---------- Records shown ----------

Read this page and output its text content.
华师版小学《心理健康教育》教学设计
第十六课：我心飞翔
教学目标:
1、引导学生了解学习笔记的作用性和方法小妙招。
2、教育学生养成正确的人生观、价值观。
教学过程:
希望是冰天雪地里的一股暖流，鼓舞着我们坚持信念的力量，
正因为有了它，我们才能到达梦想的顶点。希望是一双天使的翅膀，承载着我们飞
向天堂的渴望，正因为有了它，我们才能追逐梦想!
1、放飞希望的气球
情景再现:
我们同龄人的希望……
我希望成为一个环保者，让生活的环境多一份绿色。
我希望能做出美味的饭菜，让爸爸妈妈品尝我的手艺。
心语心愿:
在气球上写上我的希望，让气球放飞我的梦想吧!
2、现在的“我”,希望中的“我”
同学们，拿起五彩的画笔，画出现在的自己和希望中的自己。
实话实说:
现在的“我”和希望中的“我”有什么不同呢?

----------

Copy all of the data exactly.

→ **The reply**
Read this page and output its text content.
华师版小学《心理健康教育》教学设计
第十六课：我心飞翔
教学目标:
1、引导学生了解学习笔记的作用性和方法小妙招。
2、教育学生养成正确的人生观、价值观。
教学过程:
希望是冰天雪地里的一股暖流，鼓舞着我们坚持信念的力量，
正因为有了它，我们才能到达梦想的顶点。希望是一双天使的翅膀，承载着我们飞
向天堂的渴望，正因为有了它，我们才能追逐梦想!
1、放飞希望的气球
情景再现:
我们同龄人的希望……
我希望成为一个环保者，让生活的环境多一份绿色。
我希望能做出美味的饭菜，让爸爸妈妈品尝我的手艺。
心语心愿:
在气球上写上我的希望，让气球放飞我的梦想吧!
2、现在的“我”,希望中的“我”
同学们，拿起五彩的画笔，画出现在的自己和希望中的自己。
实话实说:
现在的“我”和希望中的“我”有什么不同呢?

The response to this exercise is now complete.